Directions: Quote only the lines from the one containing "Serialize everything readable" through the final line, both included, and omit the pictures.

Source material:
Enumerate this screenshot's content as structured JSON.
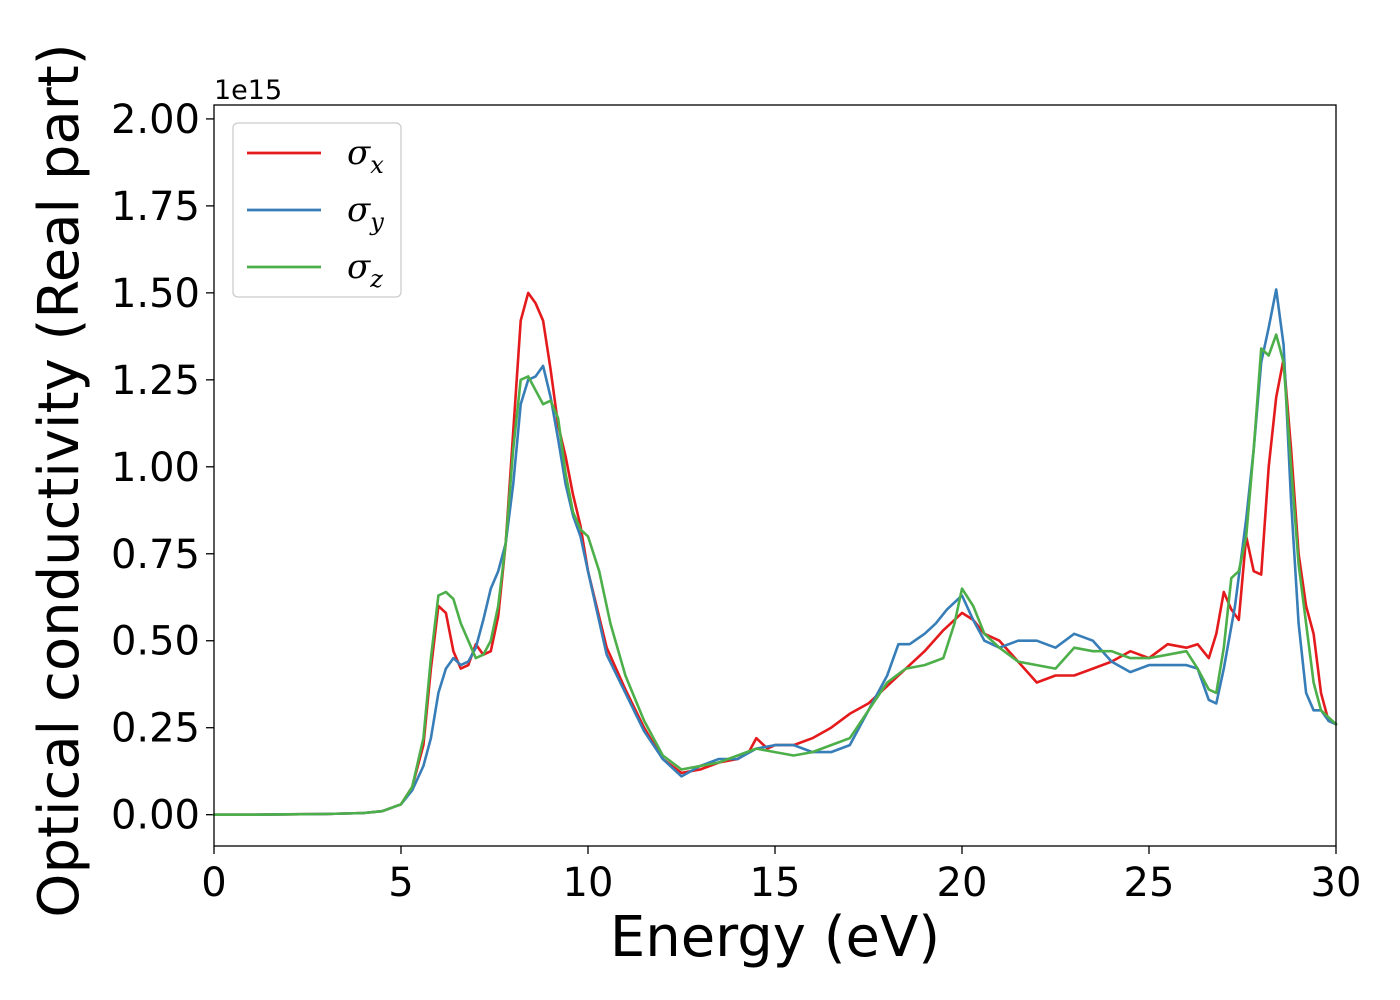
{
  "chart_data": {
    "type": "line",
    "xlabel": "Energy (eV)",
    "ylabel": "Optical conductivity (Real part)",
    "y_offset_text": "1e15",
    "y_scale": 1000000000000000.0,
    "xlim": [
      0,
      30
    ],
    "ylim": [
      -0.09,
      2.04
    ],
    "xticks": [
      "0",
      "5",
      "10",
      "15",
      "20",
      "25",
      "30"
    ],
    "yticks": [
      "0.00",
      "0.25",
      "0.50",
      "0.75",
      "1.00",
      "1.25",
      "1.50",
      "1.75",
      "2.00"
    ],
    "grid": false,
    "legend_position": "top-left",
    "series": [
      {
        "name": "σ",
        "sub": "x",
        "color": "#e41a1c",
        "x": [
          0,
          1,
          2,
          3,
          4,
          4.5,
          5,
          5.3,
          5.6,
          5.8,
          6.0,
          6.2,
          6.4,
          6.6,
          6.8,
          7.0,
          7.2,
          7.4,
          7.6,
          7.8,
          8.0,
          8.2,
          8.4,
          8.6,
          8.8,
          9.0,
          9.2,
          9.4,
          9.6,
          9.8,
          10,
          10.5,
          11,
          11.5,
          12,
          12.5,
          13,
          13.5,
          14,
          14.3,
          14.5,
          14.8,
          15,
          15.5,
          16,
          16.5,
          17,
          17.5,
          18,
          18.5,
          19,
          19.5,
          20,
          20.3,
          20.6,
          21,
          21.5,
          22,
          22.5,
          23,
          23.5,
          24,
          24.5,
          25,
          25.5,
          26,
          26.3,
          26.6,
          26.8,
          27,
          27.2,
          27.4,
          27.6,
          27.8,
          28,
          28.2,
          28.4,
          28.6,
          28.8,
          29,
          29.2,
          29.4,
          29.6,
          29.8,
          30
        ],
        "y": [
          0,
          0,
          0.001,
          0.002,
          0.005,
          0.01,
          0.03,
          0.08,
          0.2,
          0.42,
          0.6,
          0.58,
          0.47,
          0.42,
          0.43,
          0.49,
          0.46,
          0.47,
          0.57,
          0.78,
          1.1,
          1.42,
          1.5,
          1.47,
          1.42,
          1.28,
          1.12,
          1.03,
          0.92,
          0.83,
          0.7,
          0.48,
          0.36,
          0.25,
          0.16,
          0.12,
          0.13,
          0.15,
          0.16,
          0.18,
          0.22,
          0.19,
          0.2,
          0.2,
          0.22,
          0.25,
          0.29,
          0.32,
          0.37,
          0.42,
          0.47,
          0.53,
          0.58,
          0.56,
          0.52,
          0.5,
          0.44,
          0.38,
          0.4,
          0.4,
          0.42,
          0.44,
          0.47,
          0.45,
          0.49,
          0.48,
          0.49,
          0.45,
          0.52,
          0.64,
          0.59,
          0.56,
          0.8,
          0.7,
          0.69,
          1.0,
          1.2,
          1.31,
          1.05,
          0.75,
          0.6,
          0.52,
          0.35,
          0.27,
          0.26
        ]
      },
      {
        "name": "σ",
        "sub": "y",
        "color": "#377eb8",
        "x": [
          0,
          1,
          2,
          3,
          4,
          4.5,
          5,
          5.3,
          5.6,
          5.8,
          6.0,
          6.2,
          6.4,
          6.6,
          6.8,
          7.0,
          7.2,
          7.4,
          7.6,
          7.8,
          8.0,
          8.2,
          8.4,
          8.6,
          8.8,
          9.0,
          9.2,
          9.4,
          9.6,
          9.8,
          10,
          10.5,
          11,
          11.5,
          12,
          12.5,
          13,
          13.5,
          14,
          14.5,
          15,
          15.5,
          16,
          16.5,
          17,
          17.5,
          18,
          18.3,
          18.6,
          19,
          19.3,
          19.6,
          20,
          20.3,
          20.6,
          21,
          21.5,
          22,
          22.5,
          23,
          23.5,
          24,
          24.5,
          25,
          25.5,
          26,
          26.3,
          26.6,
          26.8,
          27,
          27.3,
          27.6,
          27.8,
          28,
          28.2,
          28.4,
          28.6,
          28.8,
          29,
          29.2,
          29.4,
          29.6,
          29.8,
          30
        ],
        "y": [
          0,
          0,
          0.001,
          0.002,
          0.005,
          0.01,
          0.03,
          0.07,
          0.14,
          0.22,
          0.35,
          0.42,
          0.45,
          0.43,
          0.44,
          0.48,
          0.56,
          0.65,
          0.7,
          0.78,
          0.95,
          1.18,
          1.25,
          1.26,
          1.29,
          1.2,
          1.08,
          0.95,
          0.86,
          0.8,
          0.7,
          0.46,
          0.35,
          0.24,
          0.16,
          0.11,
          0.14,
          0.16,
          0.16,
          0.19,
          0.2,
          0.2,
          0.18,
          0.18,
          0.2,
          0.3,
          0.4,
          0.49,
          0.49,
          0.52,
          0.55,
          0.59,
          0.63,
          0.56,
          0.5,
          0.48,
          0.5,
          0.5,
          0.48,
          0.52,
          0.5,
          0.44,
          0.41,
          0.43,
          0.43,
          0.43,
          0.42,
          0.33,
          0.32,
          0.42,
          0.6,
          0.85,
          1.05,
          1.3,
          1.4,
          1.51,
          1.35,
          0.9,
          0.55,
          0.35,
          0.3,
          0.3,
          0.27,
          0.26
        ]
      },
      {
        "name": "σ",
        "sub": "z",
        "color": "#4daf4a",
        "x": [
          0,
          1,
          2,
          3,
          4,
          4.5,
          5,
          5.3,
          5.6,
          5.8,
          6.0,
          6.2,
          6.4,
          6.6,
          6.8,
          7.0,
          7.2,
          7.4,
          7.6,
          7.8,
          8.0,
          8.2,
          8.4,
          8.6,
          8.8,
          9.0,
          9.2,
          9.4,
          9.6,
          9.8,
          10,
          10.3,
          10.6,
          11,
          11.5,
          12,
          12.5,
          13,
          13.5,
          14,
          14.5,
          15,
          15.5,
          16,
          16.5,
          17,
          17.5,
          18,
          18.5,
          19,
          19.5,
          19.8,
          20,
          20.3,
          20.6,
          21,
          21.5,
          22,
          22.5,
          23,
          23.5,
          24,
          24.5,
          25,
          25.5,
          26,
          26.3,
          26.6,
          26.8,
          27,
          27.2,
          27.4,
          27.6,
          27.8,
          28,
          28.2,
          28.4,
          28.6,
          28.8,
          29,
          29.2,
          29.4,
          29.6,
          29.8,
          30
        ],
        "y": [
          0,
          0,
          0.001,
          0.002,
          0.005,
          0.01,
          0.03,
          0.08,
          0.22,
          0.45,
          0.63,
          0.64,
          0.62,
          0.55,
          0.5,
          0.45,
          0.46,
          0.5,
          0.6,
          0.78,
          1.05,
          1.25,
          1.26,
          1.22,
          1.18,
          1.19,
          1.14,
          0.98,
          0.87,
          0.82,
          0.8,
          0.7,
          0.55,
          0.4,
          0.27,
          0.17,
          0.13,
          0.14,
          0.15,
          0.17,
          0.19,
          0.18,
          0.17,
          0.18,
          0.2,
          0.22,
          0.3,
          0.38,
          0.42,
          0.43,
          0.45,
          0.55,
          0.65,
          0.6,
          0.52,
          0.48,
          0.44,
          0.43,
          0.42,
          0.48,
          0.47,
          0.47,
          0.45,
          0.45,
          0.46,
          0.47,
          0.42,
          0.36,
          0.35,
          0.48,
          0.68,
          0.7,
          0.8,
          1.05,
          1.34,
          1.32,
          1.38,
          1.3,
          1.0,
          0.72,
          0.55,
          0.38,
          0.3,
          0.28,
          0.26
        ]
      }
    ]
  }
}
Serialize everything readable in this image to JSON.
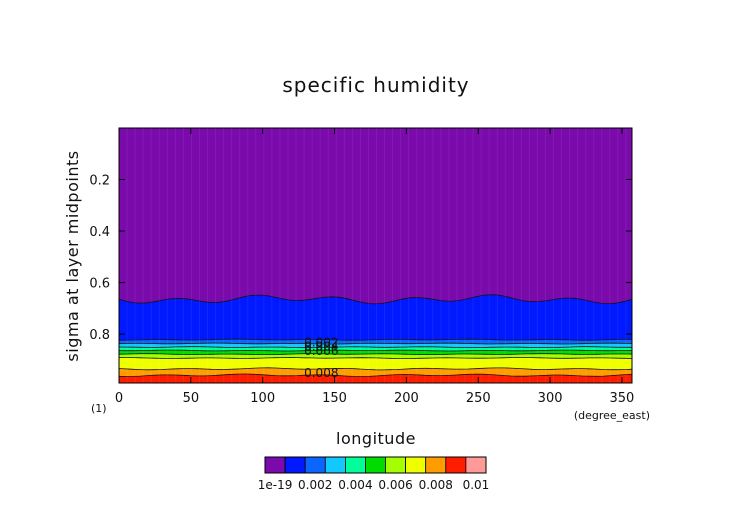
{
  "chart_data": {
    "type": "heatmap",
    "title": "specific humidity",
    "xlabel": "longitude",
    "ylabel": "sigma at layer midpoints",
    "x_unit": "(degree_east)",
    "y_unit": "(1)",
    "xlim": [
      0,
      357
    ],
    "ylim": [
      0,
      0.99
    ],
    "y_inverted": true,
    "xticks": [
      0,
      50,
      100,
      150,
      200,
      250,
      300,
      350
    ],
    "xtick_labels": [
      "0",
      "50",
      "100",
      "150",
      "200",
      "250",
      "300",
      "350"
    ],
    "yticks": [
      0.2,
      0.4,
      0.6,
      0.8
    ],
    "ytick_labels": [
      "0.2",
      "0.4",
      "0.6",
      "0.8"
    ],
    "contour_levels": [
      1e-19,
      0.001,
      0.002,
      0.003,
      0.004,
      0.005,
      0.006,
      0.007,
      0.008,
      0.009,
      0.01
    ],
    "level_colors": [
      "#7a0aab",
      "#0019ff",
      "#0b66ff",
      "#13c7ff",
      "#00ff9a",
      "#00dc00",
      "#a5ff00",
      "#f0ff00",
      "#ff9d00",
      "#ff1d00",
      "#ff9a9a"
    ],
    "sigma_of_level_boundary": [
      0.665,
      0.822,
      0.837,
      0.851,
      0.864,
      0.878,
      0.893,
      0.935,
      0.96,
      0.99
    ],
    "contour_labels": [
      {
        "text": "0.002",
        "lon": 133,
        "sigma": 0.833
      },
      {
        "text": "0.004",
        "lon": 133,
        "sigma": 0.848
      },
      {
        "text": "0.006",
        "lon": 133,
        "sigma": 0.866
      },
      {
        "text": "0.008",
        "lon": 133,
        "sigma": 0.952
      }
    ],
    "colorbar_tick_labels": [
      "1e-19",
      "0.002",
      "0.004",
      "0.006",
      "0.008",
      "0.01"
    ],
    "colorbar_tick_values": [
      1e-19,
      0.002,
      0.004,
      0.006,
      0.008,
      0.01
    ]
  }
}
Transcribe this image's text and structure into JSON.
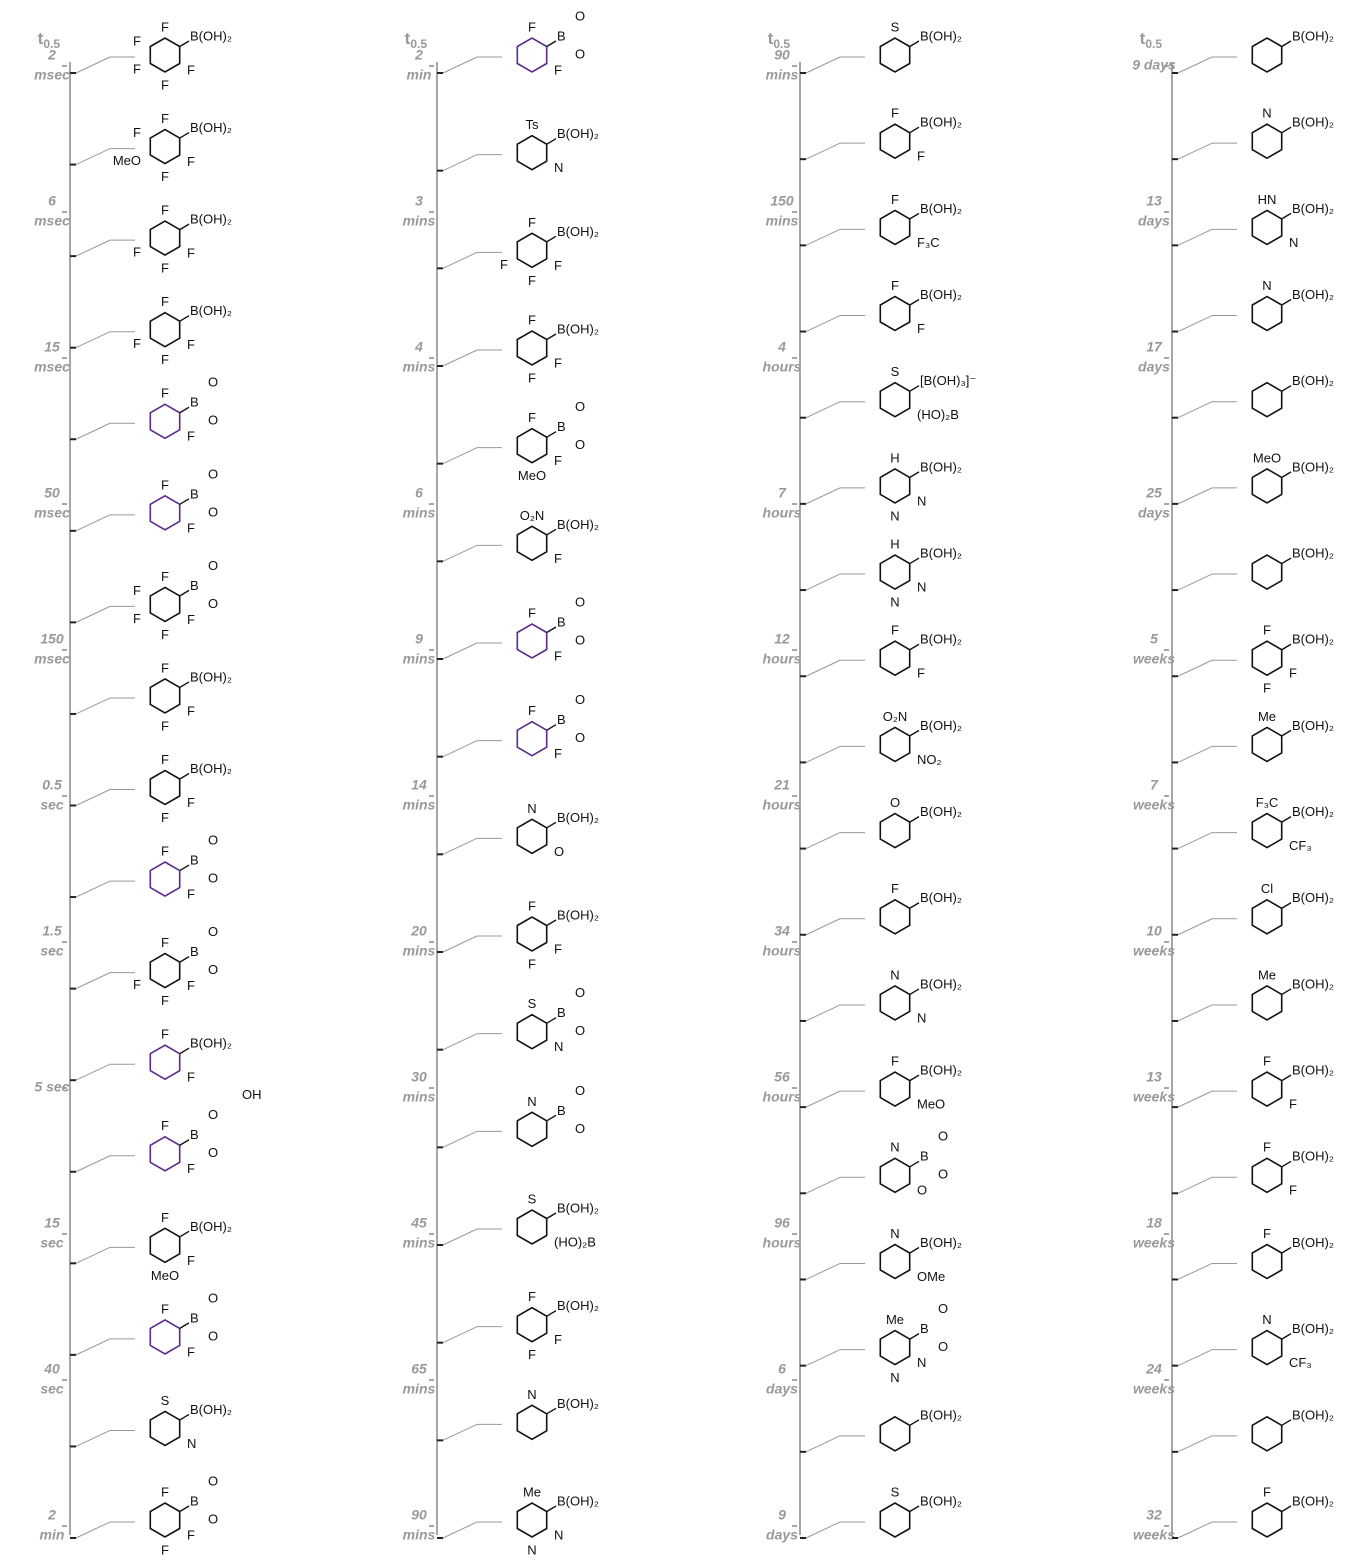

Solution to the problem:
Serialize everything readable in this image to JSON.
{
  "chart_data": {
    "type": "heatmap",
    "title": "specific humidity",
    "xlabel": "longitude",
    "ylabel": "sigma at layer midpoints",
    "x_unit": "(degree_east)",
    "y_unit": "(1)",
    "xlim": [
      0,
      357
    ],
    "ylim": [
      0,
      0.99
    ],
    "y_inverted": true,
    "xticks": [
      0,
      50,
      100,
      150,
      200,
      250,
      300,
      350
    ],
    "xtick_labels": [
      "0",
      "50",
      "100",
      "150",
      "200",
      "250",
      "300",
      "350"
    ],
    "yticks": [
      0.2,
      0.4,
      0.6,
      0.8
    ],
    "ytick_labels": [
      "0.2",
      "0.4",
      "0.6",
      "0.8"
    ],
    "contour_levels": [
      1e-19,
      0.001,
      0.002,
      0.003,
      0.004,
      0.005,
      0.006,
      0.007,
      0.008,
      0.009,
      0.01
    ],
    "level_colors": [
      "#7a0aab",
      "#0019ff",
      "#0b66ff",
      "#13c7ff",
      "#00ff9a",
      "#00dc00",
      "#a5ff00",
      "#f0ff00",
      "#ff9d00",
      "#ff1d00",
      "#ff9a9a"
    ],
    "sigma_of_level_boundary": [
      0.665,
      0.822,
      0.837,
      0.851,
      0.864,
      0.878,
      0.893,
      0.935,
      0.96,
      0.99
    ],
    "contour_labels": [
      {
        "text": "0.002",
        "lon": 133,
        "sigma": 0.833
      },
      {
        "text": "0.004",
        "lon": 133,
        "sigma": 0.848
      },
      {
        "text": "0.006",
        "lon": 133,
        "sigma": 0.866
      },
      {
        "text": "0.008",
        "lon": 133,
        "sigma": 0.952
      }
    ],
    "colorbar_tick_labels": [
      "1e-19",
      "0.002",
      "0.004",
      "0.006",
      "0.008",
      "0.01"
    ],
    "colorbar_tick_values": [
      1e-19,
      0.002,
      0.004,
      0.006,
      0.008,
      0.01
    ]
  }
}
Transcribe this image's text and structure into JSON.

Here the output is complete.